(Materials provided Opens)

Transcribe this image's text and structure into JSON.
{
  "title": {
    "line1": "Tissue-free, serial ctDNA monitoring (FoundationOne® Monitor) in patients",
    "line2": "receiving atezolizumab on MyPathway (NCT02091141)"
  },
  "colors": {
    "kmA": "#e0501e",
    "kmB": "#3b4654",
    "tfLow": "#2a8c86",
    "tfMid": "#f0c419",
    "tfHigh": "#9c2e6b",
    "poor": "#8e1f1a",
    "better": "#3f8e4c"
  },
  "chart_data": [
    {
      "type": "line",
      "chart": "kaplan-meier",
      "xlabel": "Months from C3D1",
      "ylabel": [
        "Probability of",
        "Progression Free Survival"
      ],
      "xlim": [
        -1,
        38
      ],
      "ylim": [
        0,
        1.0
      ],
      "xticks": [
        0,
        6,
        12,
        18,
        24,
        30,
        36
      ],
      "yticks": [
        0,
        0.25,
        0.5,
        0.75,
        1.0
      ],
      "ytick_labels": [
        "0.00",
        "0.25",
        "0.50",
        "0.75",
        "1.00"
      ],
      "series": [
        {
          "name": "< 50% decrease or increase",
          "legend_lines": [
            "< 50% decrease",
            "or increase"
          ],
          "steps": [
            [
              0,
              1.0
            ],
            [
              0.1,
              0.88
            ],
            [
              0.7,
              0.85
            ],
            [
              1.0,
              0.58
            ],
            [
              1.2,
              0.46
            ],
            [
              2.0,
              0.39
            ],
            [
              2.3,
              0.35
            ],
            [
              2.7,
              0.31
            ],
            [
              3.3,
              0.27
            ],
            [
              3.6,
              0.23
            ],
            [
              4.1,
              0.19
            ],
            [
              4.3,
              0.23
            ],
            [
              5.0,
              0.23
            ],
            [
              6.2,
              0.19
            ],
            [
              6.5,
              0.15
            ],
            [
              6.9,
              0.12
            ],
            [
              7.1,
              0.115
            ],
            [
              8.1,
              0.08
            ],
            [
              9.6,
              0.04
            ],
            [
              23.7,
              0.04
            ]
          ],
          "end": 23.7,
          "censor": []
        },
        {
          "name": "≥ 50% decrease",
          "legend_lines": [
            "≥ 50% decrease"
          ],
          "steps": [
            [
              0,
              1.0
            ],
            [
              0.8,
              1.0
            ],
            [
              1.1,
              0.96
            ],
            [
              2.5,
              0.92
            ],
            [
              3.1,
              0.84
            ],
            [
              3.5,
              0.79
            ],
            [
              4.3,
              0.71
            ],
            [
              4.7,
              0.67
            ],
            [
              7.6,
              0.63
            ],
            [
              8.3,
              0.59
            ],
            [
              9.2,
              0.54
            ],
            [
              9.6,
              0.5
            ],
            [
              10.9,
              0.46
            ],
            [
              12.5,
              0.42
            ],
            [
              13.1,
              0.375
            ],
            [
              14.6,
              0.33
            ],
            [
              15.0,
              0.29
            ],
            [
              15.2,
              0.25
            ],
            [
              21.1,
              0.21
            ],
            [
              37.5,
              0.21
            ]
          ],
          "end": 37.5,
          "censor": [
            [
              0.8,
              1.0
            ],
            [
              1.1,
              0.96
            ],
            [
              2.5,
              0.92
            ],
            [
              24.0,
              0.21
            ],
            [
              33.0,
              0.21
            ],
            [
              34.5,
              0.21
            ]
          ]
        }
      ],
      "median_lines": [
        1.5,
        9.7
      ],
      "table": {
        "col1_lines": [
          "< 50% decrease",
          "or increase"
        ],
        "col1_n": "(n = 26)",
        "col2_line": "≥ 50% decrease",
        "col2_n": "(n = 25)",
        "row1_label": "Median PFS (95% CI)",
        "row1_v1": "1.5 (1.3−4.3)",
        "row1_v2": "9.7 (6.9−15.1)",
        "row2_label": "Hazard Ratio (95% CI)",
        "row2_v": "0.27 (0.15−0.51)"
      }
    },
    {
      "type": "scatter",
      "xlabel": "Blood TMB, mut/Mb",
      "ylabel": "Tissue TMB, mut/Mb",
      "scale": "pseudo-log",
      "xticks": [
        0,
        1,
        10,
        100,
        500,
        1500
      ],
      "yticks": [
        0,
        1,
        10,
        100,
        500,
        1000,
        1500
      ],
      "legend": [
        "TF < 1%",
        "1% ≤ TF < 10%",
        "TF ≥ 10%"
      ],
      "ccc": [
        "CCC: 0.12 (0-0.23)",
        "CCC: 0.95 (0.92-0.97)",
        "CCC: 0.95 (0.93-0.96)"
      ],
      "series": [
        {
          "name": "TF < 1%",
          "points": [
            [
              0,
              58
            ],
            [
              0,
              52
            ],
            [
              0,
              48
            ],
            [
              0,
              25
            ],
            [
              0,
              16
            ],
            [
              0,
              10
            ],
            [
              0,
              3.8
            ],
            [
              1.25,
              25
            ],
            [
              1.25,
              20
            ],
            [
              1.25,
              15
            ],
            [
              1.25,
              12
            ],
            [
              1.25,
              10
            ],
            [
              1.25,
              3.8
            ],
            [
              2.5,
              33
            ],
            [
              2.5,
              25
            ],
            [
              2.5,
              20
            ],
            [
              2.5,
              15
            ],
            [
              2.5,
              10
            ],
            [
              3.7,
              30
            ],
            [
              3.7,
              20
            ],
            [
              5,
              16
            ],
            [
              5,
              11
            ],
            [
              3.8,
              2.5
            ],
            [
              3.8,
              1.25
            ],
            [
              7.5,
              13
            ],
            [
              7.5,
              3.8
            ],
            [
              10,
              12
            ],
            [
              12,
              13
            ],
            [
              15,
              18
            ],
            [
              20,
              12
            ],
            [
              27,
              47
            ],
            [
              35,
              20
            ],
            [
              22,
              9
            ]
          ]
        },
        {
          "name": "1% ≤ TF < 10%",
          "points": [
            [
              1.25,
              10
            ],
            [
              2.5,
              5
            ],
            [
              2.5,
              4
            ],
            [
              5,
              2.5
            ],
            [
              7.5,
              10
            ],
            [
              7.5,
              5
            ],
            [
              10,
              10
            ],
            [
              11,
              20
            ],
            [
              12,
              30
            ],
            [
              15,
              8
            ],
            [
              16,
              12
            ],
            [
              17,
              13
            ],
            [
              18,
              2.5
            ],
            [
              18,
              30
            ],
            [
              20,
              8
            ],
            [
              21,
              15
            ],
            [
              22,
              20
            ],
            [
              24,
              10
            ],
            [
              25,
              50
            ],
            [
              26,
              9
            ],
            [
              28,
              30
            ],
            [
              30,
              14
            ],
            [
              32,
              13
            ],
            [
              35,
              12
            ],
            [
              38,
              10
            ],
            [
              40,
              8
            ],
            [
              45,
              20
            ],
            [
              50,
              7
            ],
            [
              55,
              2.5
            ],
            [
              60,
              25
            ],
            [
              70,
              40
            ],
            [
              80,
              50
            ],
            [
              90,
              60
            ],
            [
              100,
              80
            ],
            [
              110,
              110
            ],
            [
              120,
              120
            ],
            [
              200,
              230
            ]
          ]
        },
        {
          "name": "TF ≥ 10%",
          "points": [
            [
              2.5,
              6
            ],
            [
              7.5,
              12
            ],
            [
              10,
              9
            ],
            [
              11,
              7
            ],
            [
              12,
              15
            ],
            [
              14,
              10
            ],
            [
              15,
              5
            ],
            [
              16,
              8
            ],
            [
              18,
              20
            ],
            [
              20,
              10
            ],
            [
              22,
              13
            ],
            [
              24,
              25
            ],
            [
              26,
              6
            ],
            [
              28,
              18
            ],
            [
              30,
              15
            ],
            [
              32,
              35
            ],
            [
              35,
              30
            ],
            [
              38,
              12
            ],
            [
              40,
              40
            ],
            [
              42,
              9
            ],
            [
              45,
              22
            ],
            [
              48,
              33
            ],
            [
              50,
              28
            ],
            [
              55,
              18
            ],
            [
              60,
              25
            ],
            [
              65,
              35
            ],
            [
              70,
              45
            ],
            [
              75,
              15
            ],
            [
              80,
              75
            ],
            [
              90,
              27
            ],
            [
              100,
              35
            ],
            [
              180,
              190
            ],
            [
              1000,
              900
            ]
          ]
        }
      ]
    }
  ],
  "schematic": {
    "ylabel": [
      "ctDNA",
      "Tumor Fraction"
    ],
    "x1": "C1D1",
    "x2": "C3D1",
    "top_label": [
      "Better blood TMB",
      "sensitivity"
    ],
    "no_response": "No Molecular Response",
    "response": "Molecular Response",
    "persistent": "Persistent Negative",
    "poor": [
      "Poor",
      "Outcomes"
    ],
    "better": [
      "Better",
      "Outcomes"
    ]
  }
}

(Materials provided Closes)

▶ [To do]:
Locate the string "Molecular" in the listing above and copy every line where it occurs.

▶ [Output of the task]:
    "no_response": "No Molecular Response",
    "response": "Molecular Response",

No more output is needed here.